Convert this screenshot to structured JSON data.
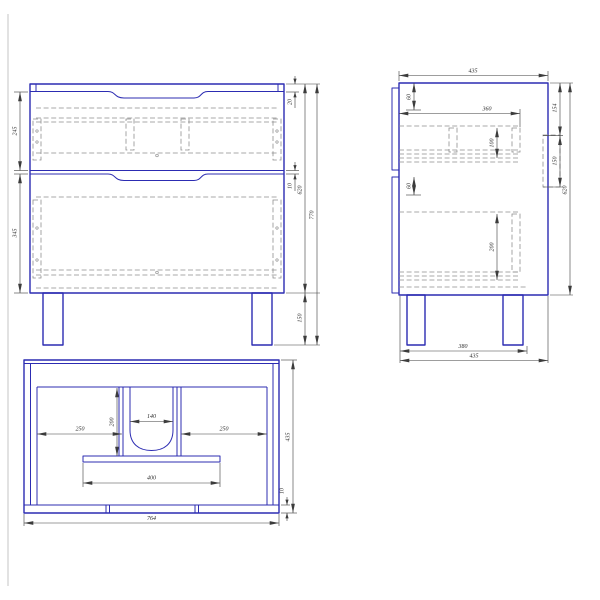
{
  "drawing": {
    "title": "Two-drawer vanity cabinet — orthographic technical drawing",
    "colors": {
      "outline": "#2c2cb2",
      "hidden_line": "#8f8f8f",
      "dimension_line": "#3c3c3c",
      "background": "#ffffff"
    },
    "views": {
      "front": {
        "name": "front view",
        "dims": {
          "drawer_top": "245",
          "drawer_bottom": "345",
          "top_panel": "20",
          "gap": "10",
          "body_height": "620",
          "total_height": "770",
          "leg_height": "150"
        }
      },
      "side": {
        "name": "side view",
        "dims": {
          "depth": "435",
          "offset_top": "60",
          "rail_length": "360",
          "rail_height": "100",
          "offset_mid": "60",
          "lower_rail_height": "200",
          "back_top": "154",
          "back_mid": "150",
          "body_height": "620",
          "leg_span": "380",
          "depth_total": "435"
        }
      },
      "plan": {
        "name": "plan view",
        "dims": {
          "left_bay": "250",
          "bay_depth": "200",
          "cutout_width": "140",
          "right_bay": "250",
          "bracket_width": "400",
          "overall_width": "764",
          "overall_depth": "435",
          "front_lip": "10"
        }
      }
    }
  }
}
────────
● **Do this**
Quote the data above in full, leaving out the pictures it holds.

● **Worked solution**
Convert this screenshot to structured JSON data.
{
  "drawing": {
    "title": "Two-drawer vanity cabinet — orthographic technical drawing",
    "colors": {
      "outline": "#2c2cb2",
      "hidden_line": "#8f8f8f",
      "dimension_line": "#3c3c3c",
      "background": "#ffffff"
    },
    "views": {
      "front": {
        "name": "front view",
        "dims": {
          "drawer_top": "245",
          "drawer_bottom": "345",
          "top_panel": "20",
          "gap": "10",
          "body_height": "620",
          "total_height": "770",
          "leg_height": "150"
        }
      },
      "side": {
        "name": "side view",
        "dims": {
          "depth": "435",
          "offset_top": "60",
          "rail_length": "360",
          "rail_height": "100",
          "offset_mid": "60",
          "lower_rail_height": "200",
          "back_top": "154",
          "back_mid": "150",
          "body_height": "620",
          "leg_span": "380",
          "depth_total": "435"
        }
      },
      "plan": {
        "name": "plan view",
        "dims": {
          "left_bay": "250",
          "bay_depth": "200",
          "cutout_width": "140",
          "right_bay": "250",
          "bracket_width": "400",
          "overall_width": "764",
          "overall_depth": "435",
          "front_lip": "10"
        }
      }
    }
  }
}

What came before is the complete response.